Written request. All entries below are to be set down again, identical to the source.

>>

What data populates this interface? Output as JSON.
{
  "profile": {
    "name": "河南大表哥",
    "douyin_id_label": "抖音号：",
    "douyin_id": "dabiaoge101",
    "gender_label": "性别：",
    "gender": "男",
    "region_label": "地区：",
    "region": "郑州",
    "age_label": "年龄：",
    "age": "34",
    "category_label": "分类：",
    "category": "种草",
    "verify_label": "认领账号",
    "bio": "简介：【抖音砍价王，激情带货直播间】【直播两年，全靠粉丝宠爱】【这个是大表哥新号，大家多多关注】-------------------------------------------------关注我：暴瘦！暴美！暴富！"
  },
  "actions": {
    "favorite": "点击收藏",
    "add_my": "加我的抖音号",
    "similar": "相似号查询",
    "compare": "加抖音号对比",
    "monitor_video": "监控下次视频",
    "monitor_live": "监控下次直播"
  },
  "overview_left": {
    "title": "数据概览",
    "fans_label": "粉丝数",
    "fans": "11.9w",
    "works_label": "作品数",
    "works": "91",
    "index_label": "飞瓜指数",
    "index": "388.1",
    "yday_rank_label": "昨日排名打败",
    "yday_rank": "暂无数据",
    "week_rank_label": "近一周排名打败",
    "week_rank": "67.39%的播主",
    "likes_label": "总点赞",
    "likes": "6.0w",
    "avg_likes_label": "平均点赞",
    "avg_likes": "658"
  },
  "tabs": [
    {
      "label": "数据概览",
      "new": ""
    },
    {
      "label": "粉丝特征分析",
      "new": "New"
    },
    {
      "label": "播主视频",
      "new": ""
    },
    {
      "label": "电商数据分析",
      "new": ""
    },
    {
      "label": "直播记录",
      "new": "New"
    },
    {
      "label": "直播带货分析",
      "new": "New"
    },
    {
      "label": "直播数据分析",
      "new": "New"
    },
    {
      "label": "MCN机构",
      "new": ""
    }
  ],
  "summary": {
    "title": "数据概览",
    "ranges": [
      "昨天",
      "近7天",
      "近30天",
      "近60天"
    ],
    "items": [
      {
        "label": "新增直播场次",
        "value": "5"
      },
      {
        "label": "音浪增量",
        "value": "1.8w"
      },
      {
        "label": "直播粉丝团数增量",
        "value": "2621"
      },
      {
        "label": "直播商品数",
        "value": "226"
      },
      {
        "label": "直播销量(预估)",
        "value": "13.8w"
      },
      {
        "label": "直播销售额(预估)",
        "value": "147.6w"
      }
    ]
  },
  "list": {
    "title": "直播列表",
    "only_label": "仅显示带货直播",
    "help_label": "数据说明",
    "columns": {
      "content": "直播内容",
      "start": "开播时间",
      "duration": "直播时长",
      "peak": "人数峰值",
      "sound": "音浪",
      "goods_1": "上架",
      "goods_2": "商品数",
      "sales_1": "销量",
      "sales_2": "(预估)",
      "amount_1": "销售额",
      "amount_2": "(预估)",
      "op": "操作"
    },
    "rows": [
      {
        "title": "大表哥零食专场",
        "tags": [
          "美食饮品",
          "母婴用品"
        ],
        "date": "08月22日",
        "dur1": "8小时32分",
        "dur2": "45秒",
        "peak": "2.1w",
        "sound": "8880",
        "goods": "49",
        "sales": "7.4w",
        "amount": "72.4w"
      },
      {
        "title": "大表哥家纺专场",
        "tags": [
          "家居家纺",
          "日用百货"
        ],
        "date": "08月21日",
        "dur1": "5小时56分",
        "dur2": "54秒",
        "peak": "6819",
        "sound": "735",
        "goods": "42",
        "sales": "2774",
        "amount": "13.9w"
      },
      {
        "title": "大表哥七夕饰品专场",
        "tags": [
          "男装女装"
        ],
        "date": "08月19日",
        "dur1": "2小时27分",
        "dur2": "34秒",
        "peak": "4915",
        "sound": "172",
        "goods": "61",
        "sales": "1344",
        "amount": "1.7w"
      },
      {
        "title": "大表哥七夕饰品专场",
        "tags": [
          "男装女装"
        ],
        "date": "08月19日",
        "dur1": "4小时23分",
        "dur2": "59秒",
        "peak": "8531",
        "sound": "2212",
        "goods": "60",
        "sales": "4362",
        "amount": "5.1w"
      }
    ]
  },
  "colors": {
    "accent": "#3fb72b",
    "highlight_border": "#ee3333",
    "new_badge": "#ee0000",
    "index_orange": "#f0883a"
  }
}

<<

The output.
What data populates this interface? Output as JSON.
{
  "profile": {
    "name": "河南大表哥",
    "douyin_id_label": "抖音号：",
    "douyin_id": "dabiaoge101",
    "gender_label": "性别：",
    "gender": "男",
    "region_label": "地区：",
    "region": "郑州",
    "age_label": "年龄：",
    "age": "34",
    "category_label": "分类：",
    "category": "种草",
    "verify_label": "认领账号",
    "bio": "简介：【抖音砍价王，激情带货直播间】【直播两年，全靠粉丝宠爱】【这个是大表哥新号，大家多多关注】-------------------------------------------------关注我：暴瘦！暴美！暴富！"
  },
  "actions": {
    "favorite": "点击收藏",
    "add_my": "加我的抖音号",
    "similar": "相似号查询",
    "compare": "加抖音号对比",
    "monitor_video": "监控下次视频",
    "monitor_live": "监控下次直播"
  },
  "overview_left": {
    "title": "数据概览",
    "fans_label": "粉丝数",
    "fans": "11.9w",
    "works_label": "作品数",
    "works": "91",
    "index_label": "飞瓜指数",
    "index": "388.1",
    "yday_rank_label": "昨日排名打败",
    "yday_rank": "暂无数据",
    "week_rank_label": "近一周排名打败",
    "week_rank": "67.39%的播主",
    "likes_label": "总点赞",
    "likes": "6.0w",
    "avg_likes_label": "平均点赞",
    "avg_likes": "658"
  },
  "tabs": [
    {
      "label": "数据概览",
      "new": ""
    },
    {
      "label": "粉丝特征分析",
      "new": "New"
    },
    {
      "label": "播主视频",
      "new": ""
    },
    {
      "label": "电商数据分析",
      "new": ""
    },
    {
      "label": "直播记录",
      "new": "New"
    },
    {
      "label": "直播带货分析",
      "new": "New"
    },
    {
      "label": "直播数据分析",
      "new": "New"
    },
    {
      "label": "MCN机构",
      "new": ""
    }
  ],
  "summary": {
    "title": "数据概览",
    "ranges": [
      "昨天",
      "近7天",
      "近30天",
      "近60天"
    ],
    "items": [
      {
        "label": "新增直播场次",
        "value": "5"
      },
      {
        "label": "音浪增量",
        "value": "1.8w"
      },
      {
        "label": "直播粉丝团数增量",
        "value": "2621"
      },
      {
        "label": "直播商品数",
        "value": "226"
      },
      {
        "label": "直播销量(预估)",
        "value": "13.8w"
      },
      {
        "label": "直播销售额(预估)",
        "value": "147.6w"
      }
    ]
  },
  "list": {
    "title": "直播列表",
    "only_label": "仅显示带货直播",
    "help_label": "数据说明",
    "columns": {
      "content": "直播内容",
      "start": "开播时间",
      "duration": "直播时长",
      "peak": "人数峰值",
      "sound": "音浪",
      "goods_1": "上架",
      "goods_2": "商品数",
      "sales_1": "销量",
      "sales_2": "(预估)",
      "amount_1": "销售额",
      "amount_2": "(预估)",
      "op": "操作"
    },
    "rows": [
      {
        "title": "大表哥零食专场",
        "tags": [
          "美食饮品",
          "母婴用品"
        ],
        "date": "08月22日",
        "dur1": "8小时32分",
        "dur2": "45秒",
        "peak": "2.1w",
        "sound": "8880",
        "goods": "49",
        "sales": "7.4w",
        "amount": "72.4w"
      },
      {
        "title": "大表哥家纺专场",
        "tags": [
          "家居家纺",
          "日用百货"
        ],
        "date": "08月21日",
        "dur1": "5小时56分",
        "dur2": "54秒",
        "peak": "6819",
        "sound": "735",
        "goods": "42",
        "sales": "2774",
        "amount": "13.9w"
      },
      {
        "title": "大表哥七夕饰品专场",
        "tags": [
          "男装女装"
        ],
        "date": "08月19日",
        "dur1": "2小时27分",
        "dur2": "34秒",
        "peak": "4915",
        "sound": "172",
        "goods": "61",
        "sales": "1344",
        "amount": "1.7w"
      },
      {
        "title": "大表哥七夕饰品专场",
        "tags": [
          "男装女装"
        ],
        "date": "08月19日",
        "dur1": "4小时23分",
        "dur2": "59秒",
        "peak": "8531",
        "sound": "2212",
        "goods": "60",
        "sales": "4362",
        "amount": "5.1w"
      }
    ]
  },
  "colors": {
    "accent": "#3fb72b",
    "highlight_border": "#ee3333",
    "new_badge": "#ee0000",
    "index_orange": "#f0883a"
  }
}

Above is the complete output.